THE CONCLUSION: A long-drawn conflict between Russia and Ukraine would not only disrupt global agricultural supply chains and trade but also worsen the current economic woes caused as a result of the COVID-19 pandemic, including the global surge in inflation levels. Against this backdrop, it is crucial that India take adequate steps to reduce the impact of the conflict in Ukraine on its agricultural sector, including by seeking additional import options and tapping into export markets.The only practical solution to take Ukrainian grains to the global markets is to open the Black Sea routes. And to ease the pressure on global food items, Russia will also have to step up exports of both grains and fertilizers.

Mains Practice Questions:

  1. Evaluate the impact of the Russia – Ukraine war on global food security.
  2. The Russia-Ukraine conflict has been a boon as well as a bane for the Indian agriculture sector. Elucidate.
----------
| Exercise set |
- 1) Name every country that the passage on the Russia-Ukraine conflict mentions.
- 2) From the passage on the Russia-Ukraine conflict, copy everything from "THE CONCLUSION: A" down to "grains and fertilizers.".
- 3) According to the passage on the Russia-Ukraine conflict, what is the only practical way to get Ukrainian grains to global markets?

(Extracted records)
----------
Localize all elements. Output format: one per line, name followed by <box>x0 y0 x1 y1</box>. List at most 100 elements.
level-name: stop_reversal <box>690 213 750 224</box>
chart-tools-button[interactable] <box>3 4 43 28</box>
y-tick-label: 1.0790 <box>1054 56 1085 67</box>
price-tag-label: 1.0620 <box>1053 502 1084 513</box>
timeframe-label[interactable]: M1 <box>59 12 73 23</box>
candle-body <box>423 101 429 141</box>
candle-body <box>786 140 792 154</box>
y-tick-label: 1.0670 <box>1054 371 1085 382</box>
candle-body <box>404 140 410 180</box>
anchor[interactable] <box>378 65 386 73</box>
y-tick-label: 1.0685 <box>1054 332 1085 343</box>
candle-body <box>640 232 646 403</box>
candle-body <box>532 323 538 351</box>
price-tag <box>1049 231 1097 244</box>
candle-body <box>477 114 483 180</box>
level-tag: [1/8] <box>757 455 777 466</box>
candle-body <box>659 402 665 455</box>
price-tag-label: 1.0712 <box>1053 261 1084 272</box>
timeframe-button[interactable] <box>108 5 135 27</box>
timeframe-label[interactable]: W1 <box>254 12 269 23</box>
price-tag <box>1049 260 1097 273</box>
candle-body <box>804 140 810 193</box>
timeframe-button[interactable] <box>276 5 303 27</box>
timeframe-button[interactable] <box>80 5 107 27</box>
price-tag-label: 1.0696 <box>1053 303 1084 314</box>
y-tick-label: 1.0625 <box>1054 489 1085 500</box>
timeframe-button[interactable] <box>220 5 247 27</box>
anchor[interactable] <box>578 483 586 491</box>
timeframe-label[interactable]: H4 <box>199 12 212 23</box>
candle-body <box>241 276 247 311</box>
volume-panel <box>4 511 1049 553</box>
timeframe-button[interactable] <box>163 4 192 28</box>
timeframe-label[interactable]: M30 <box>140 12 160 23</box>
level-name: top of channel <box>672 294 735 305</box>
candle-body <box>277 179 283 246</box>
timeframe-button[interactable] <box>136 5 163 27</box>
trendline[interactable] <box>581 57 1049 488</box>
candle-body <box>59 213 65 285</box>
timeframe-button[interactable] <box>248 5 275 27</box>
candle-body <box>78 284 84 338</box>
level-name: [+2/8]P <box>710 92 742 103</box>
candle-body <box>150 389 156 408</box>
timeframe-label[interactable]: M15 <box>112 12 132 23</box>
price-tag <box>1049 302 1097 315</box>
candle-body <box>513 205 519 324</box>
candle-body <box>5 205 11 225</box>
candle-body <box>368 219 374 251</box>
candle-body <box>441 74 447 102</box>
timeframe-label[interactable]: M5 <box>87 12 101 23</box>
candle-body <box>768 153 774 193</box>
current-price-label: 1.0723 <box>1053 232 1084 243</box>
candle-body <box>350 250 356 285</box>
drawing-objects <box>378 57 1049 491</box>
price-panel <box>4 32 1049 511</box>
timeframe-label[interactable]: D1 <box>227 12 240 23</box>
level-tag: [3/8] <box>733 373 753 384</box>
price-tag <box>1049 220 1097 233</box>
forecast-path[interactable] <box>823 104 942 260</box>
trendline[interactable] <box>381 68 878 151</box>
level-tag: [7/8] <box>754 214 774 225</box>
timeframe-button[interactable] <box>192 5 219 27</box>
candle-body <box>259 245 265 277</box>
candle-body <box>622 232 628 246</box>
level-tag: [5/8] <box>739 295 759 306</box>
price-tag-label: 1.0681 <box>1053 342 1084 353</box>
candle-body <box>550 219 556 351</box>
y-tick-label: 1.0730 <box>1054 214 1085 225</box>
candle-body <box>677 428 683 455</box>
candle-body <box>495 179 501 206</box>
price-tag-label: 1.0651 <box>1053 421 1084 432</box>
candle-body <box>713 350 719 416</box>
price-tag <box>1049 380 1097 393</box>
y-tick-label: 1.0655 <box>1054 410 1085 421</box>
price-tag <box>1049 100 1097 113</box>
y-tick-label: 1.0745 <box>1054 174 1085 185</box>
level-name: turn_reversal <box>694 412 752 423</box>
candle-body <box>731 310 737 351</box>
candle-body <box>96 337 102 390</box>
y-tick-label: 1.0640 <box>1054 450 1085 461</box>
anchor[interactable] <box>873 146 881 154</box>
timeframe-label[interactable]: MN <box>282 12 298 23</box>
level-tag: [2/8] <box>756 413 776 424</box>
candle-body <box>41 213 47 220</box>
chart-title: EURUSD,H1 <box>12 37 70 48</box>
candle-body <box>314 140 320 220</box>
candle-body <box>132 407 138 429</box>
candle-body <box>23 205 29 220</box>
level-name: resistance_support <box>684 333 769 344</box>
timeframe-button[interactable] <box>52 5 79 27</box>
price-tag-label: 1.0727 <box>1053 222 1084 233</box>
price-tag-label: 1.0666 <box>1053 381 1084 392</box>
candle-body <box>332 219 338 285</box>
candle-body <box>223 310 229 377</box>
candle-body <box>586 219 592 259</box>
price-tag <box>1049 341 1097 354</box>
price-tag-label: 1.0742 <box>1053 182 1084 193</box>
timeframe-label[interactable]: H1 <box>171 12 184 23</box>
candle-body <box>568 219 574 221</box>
----------
| Answers to the exercises |
- 1) Russia, Ukraine, India

- 2)
THE CONCLUSION: A long-drawn conflict between Russia and Ukraine would not only disrupt global agricultural supply chains and trade but also worsen the current economic woes caused as a result of the COVID-19 pandemic, including the global surge in inflation levels. Against this backdrop, it is crucial that India take adequate steps to reduce the impact of the conflict in Ukraine on its agricultural sector, including by seeking additional import options and tapping into export markets.The only practical solution to take Ukrainian grains to the global markets is to open the Black Sea routes. And to ease the pressure on global food items, Russia will also have to step up exports of both grains and fertilizers.

- 3) Opening the Black Sea routes.